# START OF Document extract
Otherwise the banana peppers and squash are doing pretty well, and the beans have just sprouted.  If I keep up with the weeds we’ll be doing pretty well.  We didn’t put mulch anwhere this year and are dealing with the result.   By the way- I was watching the bees yesterday and today, and it seems that we have a few raiders attacking them.  I watched, amazed, as a Bald-faced hornet flew up and grabbed a honeybee!  They wrestled to the ground, and then the hornet flew off with the bee in its grasp- poor thing.  Hornets and wasps eat other insects and these guys found a ready supply it seems. 

The days are growing shorter, but this morning was awesome. I got up before the sun and really enjoyed the sounds of the night as the dawn came.  A few frogs from the pond, crickets in the bushes and owls hooting through the forest.  Quiet and peaceful otherwise, as I watched the moon drift down toward the trees.  A satellite tracked quickly across the sky full of stars, a reminder of our presence in space.  Slowly the darkness gave way to light, and the birds and insects came alive.   A good cup of coffee with a cool morning breeze is a nice way to start the day.



6 Responses to “Garden Days, Early Mornings”

  1. Sageon 08 Aug 2009 at 1:15 pm

    i love to watch the moon set–especially when it’s full (it’s a little after that today), but when it’s full and if you have clear line of sights, you can watch it set as the sun rises! Looks like you have a nice garden, one that brings you joy and peace and that’s to be cherished.

  2. Edelweiss Transplantedon 09 Aug 2009 at 1:27 pm

    Beau, I hope this isn’t the case for you, but the tomato crops out here are falling victim to a fungus, which believe it or not is actually related to the one that caused the Irish potato famine. Here’s a link:

    http://www.nytimes.com/2009/07/18/nyregion/18tomatoes.html

    Love the photo of your crepe myrtle. We have one exactly like it out back.
# END OF Document extract
◆ Exercise task 1:
Could you give everything in the garden post from "6 Responses to" down to "to be cherished." again, renaming "moon" as "Moon"?
# START OF Entries
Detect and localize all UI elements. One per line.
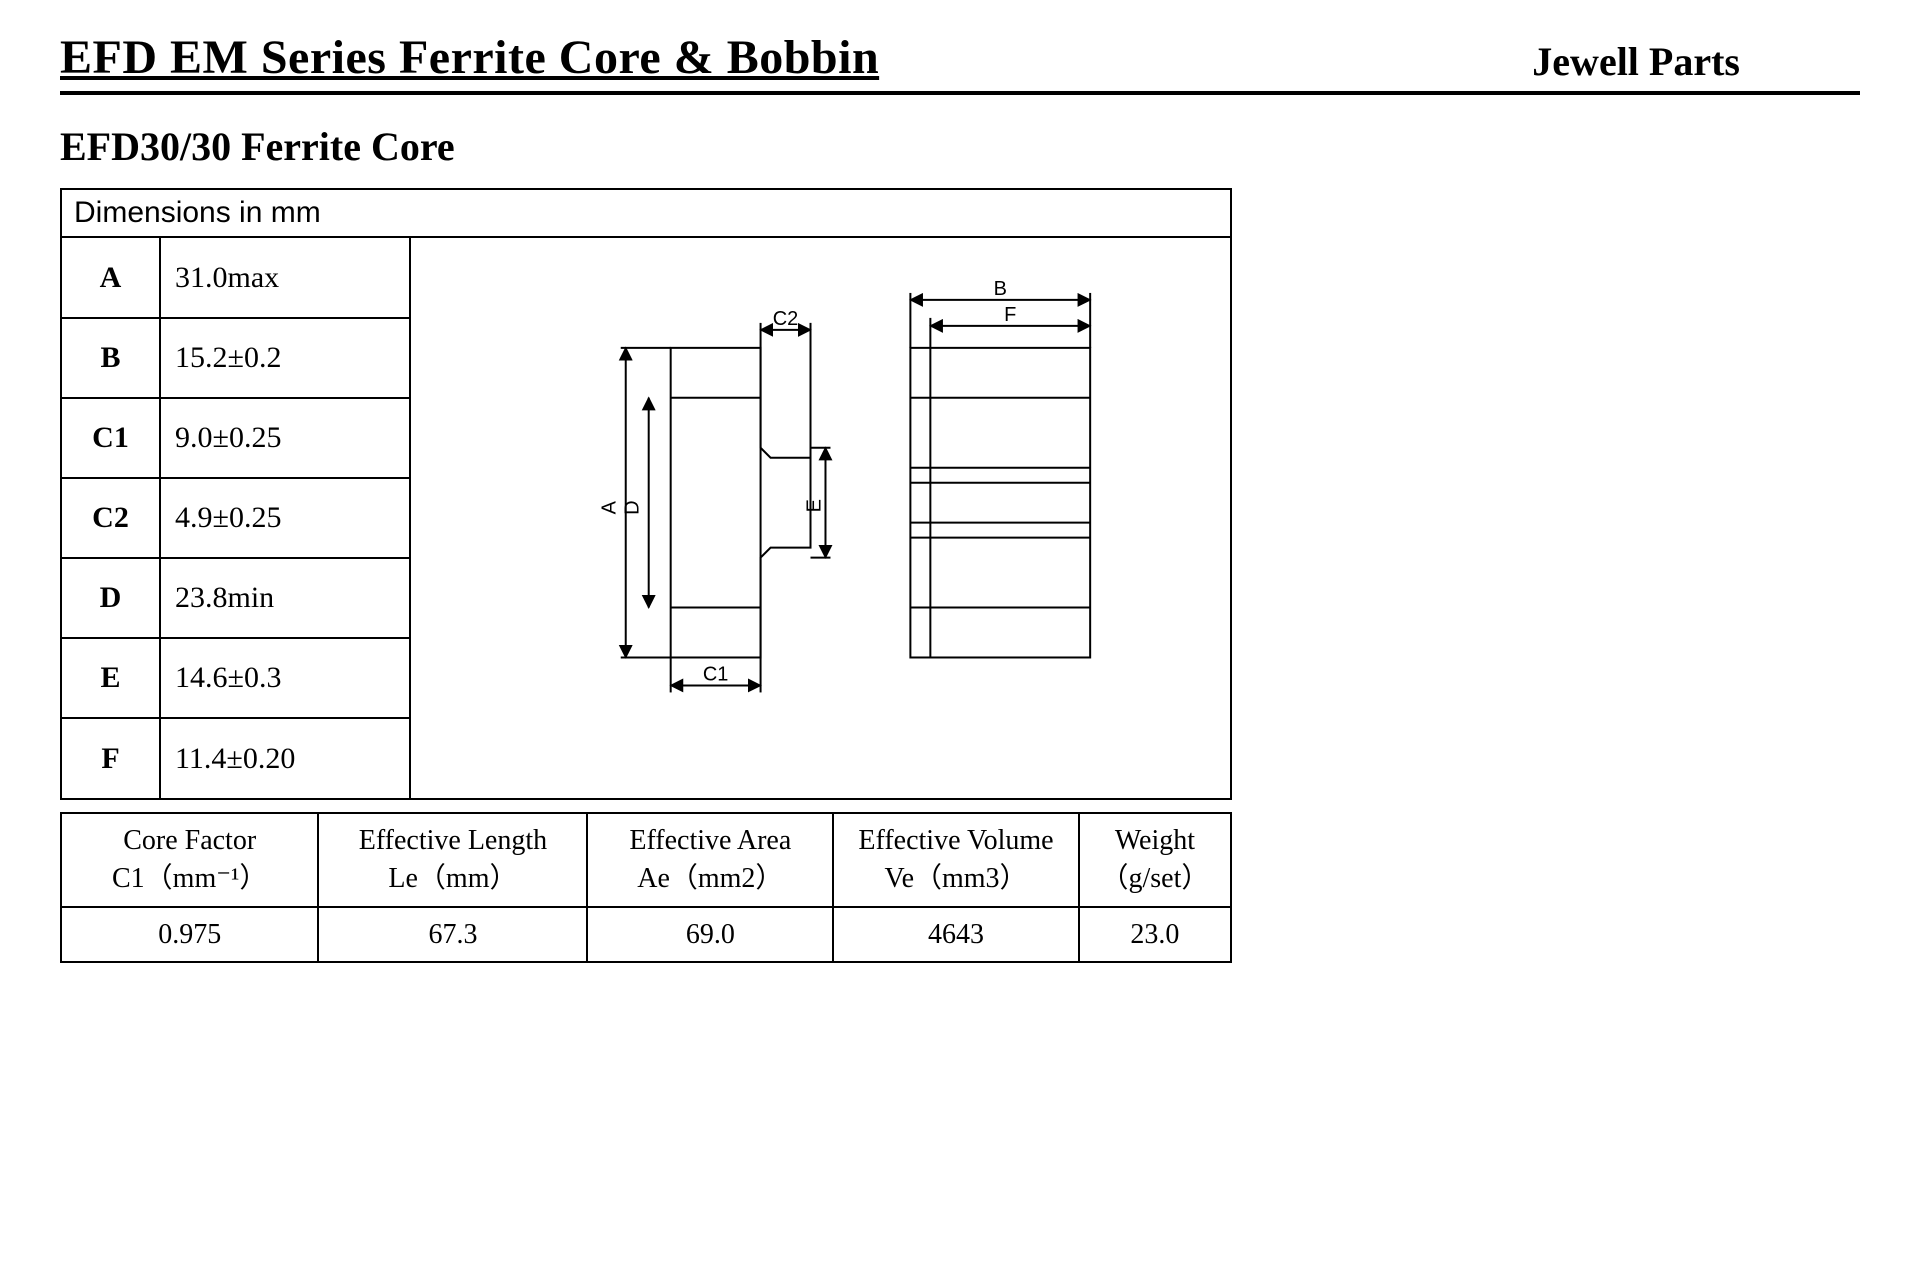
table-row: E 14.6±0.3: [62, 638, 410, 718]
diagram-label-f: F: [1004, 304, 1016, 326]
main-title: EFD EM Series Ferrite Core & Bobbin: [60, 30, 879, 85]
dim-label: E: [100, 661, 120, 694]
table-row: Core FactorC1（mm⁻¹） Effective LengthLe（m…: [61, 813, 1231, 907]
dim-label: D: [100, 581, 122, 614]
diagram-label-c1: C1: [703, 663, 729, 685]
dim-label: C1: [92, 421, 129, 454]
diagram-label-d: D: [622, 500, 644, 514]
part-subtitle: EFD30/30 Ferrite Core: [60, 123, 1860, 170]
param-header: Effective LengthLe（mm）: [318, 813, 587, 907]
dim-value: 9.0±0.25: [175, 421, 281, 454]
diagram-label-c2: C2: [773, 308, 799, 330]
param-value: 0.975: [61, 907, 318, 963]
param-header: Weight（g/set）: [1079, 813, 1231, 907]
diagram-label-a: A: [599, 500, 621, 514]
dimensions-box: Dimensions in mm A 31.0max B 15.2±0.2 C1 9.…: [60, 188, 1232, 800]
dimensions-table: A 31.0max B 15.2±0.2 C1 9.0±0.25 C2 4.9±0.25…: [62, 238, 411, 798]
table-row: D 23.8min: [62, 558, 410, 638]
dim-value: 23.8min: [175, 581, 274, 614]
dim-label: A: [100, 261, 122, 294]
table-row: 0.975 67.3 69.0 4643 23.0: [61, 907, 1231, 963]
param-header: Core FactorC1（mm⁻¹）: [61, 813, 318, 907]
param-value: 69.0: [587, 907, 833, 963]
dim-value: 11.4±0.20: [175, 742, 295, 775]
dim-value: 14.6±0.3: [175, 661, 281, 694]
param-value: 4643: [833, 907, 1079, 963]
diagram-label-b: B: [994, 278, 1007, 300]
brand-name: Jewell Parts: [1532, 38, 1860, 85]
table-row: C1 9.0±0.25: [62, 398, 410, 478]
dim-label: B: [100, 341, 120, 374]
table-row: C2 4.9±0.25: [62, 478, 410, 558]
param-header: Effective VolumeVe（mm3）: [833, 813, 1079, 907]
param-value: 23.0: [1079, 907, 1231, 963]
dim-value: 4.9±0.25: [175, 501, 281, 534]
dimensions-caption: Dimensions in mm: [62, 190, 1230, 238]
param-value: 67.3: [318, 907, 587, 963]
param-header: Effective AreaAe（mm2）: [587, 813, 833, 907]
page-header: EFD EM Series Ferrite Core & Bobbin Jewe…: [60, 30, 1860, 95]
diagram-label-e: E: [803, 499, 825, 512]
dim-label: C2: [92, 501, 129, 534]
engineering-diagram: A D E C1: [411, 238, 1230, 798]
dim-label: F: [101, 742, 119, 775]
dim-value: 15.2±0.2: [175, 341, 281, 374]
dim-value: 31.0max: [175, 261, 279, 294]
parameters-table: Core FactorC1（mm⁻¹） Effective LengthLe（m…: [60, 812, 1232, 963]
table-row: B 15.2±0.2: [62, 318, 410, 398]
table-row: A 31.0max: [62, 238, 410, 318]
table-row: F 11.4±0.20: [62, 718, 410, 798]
# END OF Entries
◆ Exercise task 2:
Can you pull out every line of the listing that contains the string "header", counting only matches in the same case?

◆ Exercise response 1:
6 Responses to “Garden Days, Early Mornings”

  1. Sageon 08 Aug 2009 at 1:15 pm

    i love to watch the Moon set–especially when it’s full (it’s a little after that today), but when it’s full and if you have clear line of sights, you can watch it set as the sun rises! Looks like you have a nice garden, one that brings you joy and peace and that’s to be cherished.

◆ Exercise response 2:
param-header: Effective LengthLe（mm）: [318, 813, 587, 907]
param-header: Weight（g/set）: [1079, 813, 1231, 907]
param-header: Core FactorC1（mm⁻¹）: [61, 813, 318, 907]
param-header: Effective VolumeVe（mm3）: [833, 813, 1079, 907]
param-header: Effective AreaAe（mm2）: [587, 813, 833, 907]
page-header: EFD EM Series Ferrite Core & Bobbin Jewe…: [60, 30, 1860, 95]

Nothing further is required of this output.